>>>
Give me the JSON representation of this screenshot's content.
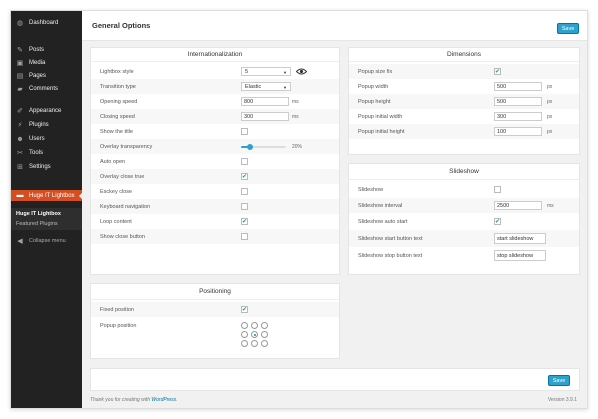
{
  "sidebar": {
    "items": [
      {
        "icon": "dashboard-icon",
        "glyph": "◍",
        "label": "Dashboard"
      },
      {
        "icon": "pin-icon",
        "glyph": "✎",
        "label": "Posts"
      },
      {
        "icon": "media-icon",
        "glyph": "▣",
        "label": "Media"
      },
      {
        "icon": "pages-icon",
        "glyph": "▤",
        "label": "Pages"
      },
      {
        "icon": "comment-icon",
        "glyph": "▰",
        "label": "Comments"
      },
      {
        "icon": "brush-icon",
        "glyph": "✐",
        "label": "Appearance"
      },
      {
        "icon": "plugin-icon",
        "glyph": "⚡",
        "label": "Plugins"
      },
      {
        "icon": "users-icon",
        "glyph": "☻",
        "label": "Users"
      },
      {
        "icon": "wrench-icon",
        "glyph": "✂",
        "label": "Tools"
      },
      {
        "icon": "settings-icon",
        "glyph": "⊞",
        "label": "Settings"
      },
      {
        "icon": "lightbox-icon",
        "glyph": "▬",
        "label": "Huge IT Lightbox"
      }
    ],
    "submenu": [
      "Huge IT Lightbox",
      "Featured Plugins"
    ],
    "collapse": {
      "glyph": "◀",
      "label": "Collapse menu"
    }
  },
  "header": {
    "title": "General Options",
    "save_label": "Save"
  },
  "internationalization": {
    "title": "Internationalization",
    "lightbox_style": {
      "label": "Lightbox style",
      "value": "5"
    },
    "transition_type": {
      "label": "Transition type",
      "value": "Elastic"
    },
    "opening_speed": {
      "label": "Opening speed",
      "value": "800",
      "unit": "ms"
    },
    "closing_speed": {
      "label": "Closing speed",
      "value": "300",
      "unit": "ms"
    },
    "show_title": {
      "label": "Show the title",
      "checked": false
    },
    "overlay_transparency": {
      "label": "Overlay transparency",
      "value": 20,
      "display": "20%"
    },
    "auto_open": {
      "label": "Auto open",
      "checked": false
    },
    "overlay_close_true": {
      "label": "Overlay close true",
      "checked": true
    },
    "esckey_close": {
      "label": "Esckey close",
      "checked": false
    },
    "keyboard_navigation": {
      "label": "Keyboard navigation",
      "checked": false
    },
    "loop_content": {
      "label": "Loop content",
      "checked": true
    },
    "show_close_button": {
      "label": "Show close button",
      "checked": false
    }
  },
  "dimensions": {
    "title": "Dimensions",
    "popup_size_fix": {
      "label": "Popup size fix",
      "checked": true
    },
    "popup_width": {
      "label": "Popup width",
      "value": "500",
      "unit": "px"
    },
    "popup_height": {
      "label": "Popup height",
      "value": "500",
      "unit": "px"
    },
    "popup_initial_width": {
      "label": "Popup initial width",
      "value": "300",
      "unit": "px"
    },
    "popup_initial_height": {
      "label": "Popup initial height",
      "value": "100",
      "unit": "px"
    }
  },
  "slideshow": {
    "title": "Slideshow",
    "slideshow": {
      "label": "Slideshow",
      "checked": false
    },
    "interval": {
      "label": "Slideshow interval",
      "value": "2500",
      "unit": "ms"
    },
    "auto_start": {
      "label": "Slideshow auto start",
      "checked": true
    },
    "start_text": {
      "label": "Slideshow start button text",
      "value": "start slideshow"
    },
    "stop_text": {
      "label": "Slideshow stop button text",
      "value": "stop slideshow"
    }
  },
  "positioning": {
    "title": "Positioning",
    "fixed_position": {
      "label": "Fixed position",
      "checked": true
    },
    "popup_position": {
      "label": "Popup position",
      "selected_index": 4
    }
  },
  "footer": {
    "thanks_prefix": "Thank you for creating with",
    "thanks_link": "WordPress",
    "thanks_suffix": ".",
    "version": "Version 3.9.1",
    "save_label": "Save"
  },
  "colors": {
    "accent": "#2ea2cc",
    "active_menu": "#d54e21",
    "sidebar": "#222222"
  },
  "check_glyph": "✔"
}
<<<
* **Required work**
Where a line of the entries contains the word "interval", copy that line.

* **Answer to the exercise**
    "interval": {
      "label": "Slideshow interval",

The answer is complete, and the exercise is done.